[Start of INPUT]

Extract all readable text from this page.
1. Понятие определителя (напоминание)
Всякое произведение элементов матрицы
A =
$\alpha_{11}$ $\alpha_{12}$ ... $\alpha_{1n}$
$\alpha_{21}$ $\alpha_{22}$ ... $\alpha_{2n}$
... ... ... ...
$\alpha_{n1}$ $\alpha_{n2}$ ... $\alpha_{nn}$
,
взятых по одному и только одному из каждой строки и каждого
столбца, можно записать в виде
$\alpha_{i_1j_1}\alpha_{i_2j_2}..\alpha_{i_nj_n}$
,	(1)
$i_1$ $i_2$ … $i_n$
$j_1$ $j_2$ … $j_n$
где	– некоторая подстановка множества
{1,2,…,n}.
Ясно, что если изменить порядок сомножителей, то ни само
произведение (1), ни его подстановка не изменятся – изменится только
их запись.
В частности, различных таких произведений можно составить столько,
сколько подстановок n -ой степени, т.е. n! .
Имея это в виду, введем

[End of INPUT]

## STATED GOAL
Copy the material above, line for line.

## RESULT OF THE TASK
Extract all readable text from this page.
1. Понятие определителя (напоминание)
Всякое произведение элементов матрицы
A =
$\alpha_{11}$ $\alpha_{12}$ ... $\alpha_{1n}$
$\alpha_{21}$ $\alpha_{22}$ ... $\alpha_{2n}$
... ... ... ...
$\alpha_{n1}$ $\alpha_{n2}$ ... $\alpha_{nn}$
,
взятых по одному и только одному из каждой строки и каждого
столбца, можно записать в виде
$\alpha_{i_1j_1}\alpha_{i_2j_2}..\alpha_{i_nj_n}$
,	(1)
$i_1$ $i_2$ … $i_n$
$j_1$ $j_2$ … $j_n$
где	– некоторая подстановка множества
{1,2,…,n}.
Ясно, что если изменить порядок сомножителей, то ни само
произведение (1), ни его подстановка не изменятся – изменится только
их запись.
В частности, различных таких произведений можно составить столько,
сколько подстановок n -ой степени, т.е. n! .
Имея это в виду, введем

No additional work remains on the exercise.